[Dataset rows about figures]
________

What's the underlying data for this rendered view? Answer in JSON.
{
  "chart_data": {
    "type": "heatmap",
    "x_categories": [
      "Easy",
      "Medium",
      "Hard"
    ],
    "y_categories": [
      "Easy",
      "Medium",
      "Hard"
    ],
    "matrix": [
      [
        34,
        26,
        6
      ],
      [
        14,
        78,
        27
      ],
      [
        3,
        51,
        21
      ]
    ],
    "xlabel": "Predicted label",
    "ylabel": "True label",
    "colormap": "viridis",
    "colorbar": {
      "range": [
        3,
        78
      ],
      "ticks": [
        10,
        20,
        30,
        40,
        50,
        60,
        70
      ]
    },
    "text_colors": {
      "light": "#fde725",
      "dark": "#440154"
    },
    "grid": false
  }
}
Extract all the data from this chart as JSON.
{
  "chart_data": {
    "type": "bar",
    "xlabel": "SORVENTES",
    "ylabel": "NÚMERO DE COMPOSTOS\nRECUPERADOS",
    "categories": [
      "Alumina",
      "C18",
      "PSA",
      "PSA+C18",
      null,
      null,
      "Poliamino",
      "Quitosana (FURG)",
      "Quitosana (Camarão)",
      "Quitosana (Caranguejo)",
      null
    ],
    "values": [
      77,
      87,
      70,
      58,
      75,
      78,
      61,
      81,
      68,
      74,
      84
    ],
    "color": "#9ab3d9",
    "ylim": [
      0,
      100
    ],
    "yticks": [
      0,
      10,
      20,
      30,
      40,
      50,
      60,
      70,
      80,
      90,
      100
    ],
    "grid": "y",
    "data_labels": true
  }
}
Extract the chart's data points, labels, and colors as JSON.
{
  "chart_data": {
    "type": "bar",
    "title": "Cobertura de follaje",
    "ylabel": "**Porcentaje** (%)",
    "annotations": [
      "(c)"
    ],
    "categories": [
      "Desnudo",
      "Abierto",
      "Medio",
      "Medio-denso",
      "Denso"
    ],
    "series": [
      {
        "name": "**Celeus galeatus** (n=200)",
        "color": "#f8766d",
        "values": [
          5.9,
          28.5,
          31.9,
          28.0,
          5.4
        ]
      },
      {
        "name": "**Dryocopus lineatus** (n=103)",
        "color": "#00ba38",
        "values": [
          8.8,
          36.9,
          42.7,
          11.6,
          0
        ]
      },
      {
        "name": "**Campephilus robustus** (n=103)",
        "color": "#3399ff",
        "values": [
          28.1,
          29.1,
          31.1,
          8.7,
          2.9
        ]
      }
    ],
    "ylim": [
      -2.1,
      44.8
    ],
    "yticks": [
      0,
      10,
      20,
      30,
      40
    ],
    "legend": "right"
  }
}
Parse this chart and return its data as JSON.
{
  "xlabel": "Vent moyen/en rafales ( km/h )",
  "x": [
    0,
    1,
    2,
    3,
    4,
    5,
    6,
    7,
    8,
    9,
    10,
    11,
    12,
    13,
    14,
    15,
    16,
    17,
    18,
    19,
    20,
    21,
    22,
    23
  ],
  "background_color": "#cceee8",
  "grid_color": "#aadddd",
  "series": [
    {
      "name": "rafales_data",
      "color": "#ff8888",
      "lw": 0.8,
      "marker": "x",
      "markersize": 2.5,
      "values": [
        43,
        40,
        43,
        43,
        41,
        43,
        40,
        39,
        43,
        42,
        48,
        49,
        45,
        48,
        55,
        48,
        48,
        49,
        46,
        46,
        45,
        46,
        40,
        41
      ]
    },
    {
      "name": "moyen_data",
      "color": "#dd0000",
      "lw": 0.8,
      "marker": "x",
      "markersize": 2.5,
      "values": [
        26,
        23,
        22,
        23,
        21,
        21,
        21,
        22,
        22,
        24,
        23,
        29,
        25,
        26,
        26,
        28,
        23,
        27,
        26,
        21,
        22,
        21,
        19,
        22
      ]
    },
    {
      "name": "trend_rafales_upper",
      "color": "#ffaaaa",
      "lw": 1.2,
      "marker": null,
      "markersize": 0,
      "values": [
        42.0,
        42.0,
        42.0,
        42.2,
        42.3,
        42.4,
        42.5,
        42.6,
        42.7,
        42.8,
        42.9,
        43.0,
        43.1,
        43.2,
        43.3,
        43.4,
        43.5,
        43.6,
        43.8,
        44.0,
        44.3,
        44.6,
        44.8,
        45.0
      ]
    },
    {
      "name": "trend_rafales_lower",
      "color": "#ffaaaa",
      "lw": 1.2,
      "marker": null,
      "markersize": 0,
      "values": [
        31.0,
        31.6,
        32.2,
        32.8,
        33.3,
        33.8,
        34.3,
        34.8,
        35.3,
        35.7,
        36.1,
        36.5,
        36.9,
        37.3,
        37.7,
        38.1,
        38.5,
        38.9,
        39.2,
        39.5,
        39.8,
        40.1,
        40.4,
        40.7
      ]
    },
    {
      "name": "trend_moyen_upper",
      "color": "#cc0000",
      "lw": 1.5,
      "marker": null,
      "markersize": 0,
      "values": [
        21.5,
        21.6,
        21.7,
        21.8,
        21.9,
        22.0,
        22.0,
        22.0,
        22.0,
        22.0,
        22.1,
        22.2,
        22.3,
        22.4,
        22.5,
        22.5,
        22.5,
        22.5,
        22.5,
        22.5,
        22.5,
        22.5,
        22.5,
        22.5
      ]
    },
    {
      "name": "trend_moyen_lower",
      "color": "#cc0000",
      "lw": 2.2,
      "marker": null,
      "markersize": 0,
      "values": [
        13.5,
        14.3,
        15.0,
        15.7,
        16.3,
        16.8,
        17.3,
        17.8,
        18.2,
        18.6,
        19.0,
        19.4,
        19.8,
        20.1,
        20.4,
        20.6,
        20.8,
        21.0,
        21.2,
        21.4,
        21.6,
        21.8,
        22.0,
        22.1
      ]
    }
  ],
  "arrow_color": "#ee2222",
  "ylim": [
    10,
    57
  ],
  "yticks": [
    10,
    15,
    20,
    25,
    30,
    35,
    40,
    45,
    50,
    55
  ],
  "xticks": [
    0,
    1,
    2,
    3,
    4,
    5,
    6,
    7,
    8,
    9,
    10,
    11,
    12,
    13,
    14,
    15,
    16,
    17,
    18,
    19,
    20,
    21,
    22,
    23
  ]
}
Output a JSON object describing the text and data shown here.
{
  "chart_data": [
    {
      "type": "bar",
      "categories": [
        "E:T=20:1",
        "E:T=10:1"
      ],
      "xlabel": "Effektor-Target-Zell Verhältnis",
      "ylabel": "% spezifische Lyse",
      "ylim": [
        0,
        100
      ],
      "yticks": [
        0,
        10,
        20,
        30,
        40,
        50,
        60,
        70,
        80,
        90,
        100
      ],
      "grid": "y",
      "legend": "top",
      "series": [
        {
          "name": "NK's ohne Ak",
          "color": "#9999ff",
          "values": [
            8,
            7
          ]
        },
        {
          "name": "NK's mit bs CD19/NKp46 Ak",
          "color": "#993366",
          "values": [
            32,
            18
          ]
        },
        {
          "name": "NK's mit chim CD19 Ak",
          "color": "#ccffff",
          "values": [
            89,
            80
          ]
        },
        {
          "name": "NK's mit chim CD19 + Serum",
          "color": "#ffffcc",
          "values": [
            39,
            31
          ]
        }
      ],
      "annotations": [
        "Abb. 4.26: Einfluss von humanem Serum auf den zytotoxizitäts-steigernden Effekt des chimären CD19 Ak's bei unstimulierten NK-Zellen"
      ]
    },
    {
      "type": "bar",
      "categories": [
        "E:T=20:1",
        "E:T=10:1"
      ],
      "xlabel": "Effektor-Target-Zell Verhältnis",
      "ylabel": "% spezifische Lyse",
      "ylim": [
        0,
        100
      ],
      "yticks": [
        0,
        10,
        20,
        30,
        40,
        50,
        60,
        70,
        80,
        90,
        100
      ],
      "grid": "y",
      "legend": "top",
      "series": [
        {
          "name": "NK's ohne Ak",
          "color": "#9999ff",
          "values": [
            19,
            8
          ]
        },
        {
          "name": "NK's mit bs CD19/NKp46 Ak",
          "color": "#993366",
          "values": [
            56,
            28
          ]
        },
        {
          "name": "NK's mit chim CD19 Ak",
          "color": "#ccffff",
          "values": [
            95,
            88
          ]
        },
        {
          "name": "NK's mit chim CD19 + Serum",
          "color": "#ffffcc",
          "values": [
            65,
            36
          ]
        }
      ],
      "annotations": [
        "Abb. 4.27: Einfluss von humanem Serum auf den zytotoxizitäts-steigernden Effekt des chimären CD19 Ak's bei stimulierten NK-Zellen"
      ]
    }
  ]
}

________

_The request_: Scan the lines for the string "chimären". Copy out each line that matches.

_Reply to the exercise_:
        "Abb. 4.26: Einfluss von humanem Serum auf den zytotoxizitäts-steigernden Effekt des chimären CD19 Ak's bei unstimulierten NK-Zellen"
        "Abb. 4.27: Einfluss von humanem Serum auf den zytotoxizitäts-steigernden Effekt des chimären CD19 Ak's bei stimulierten NK-Zellen"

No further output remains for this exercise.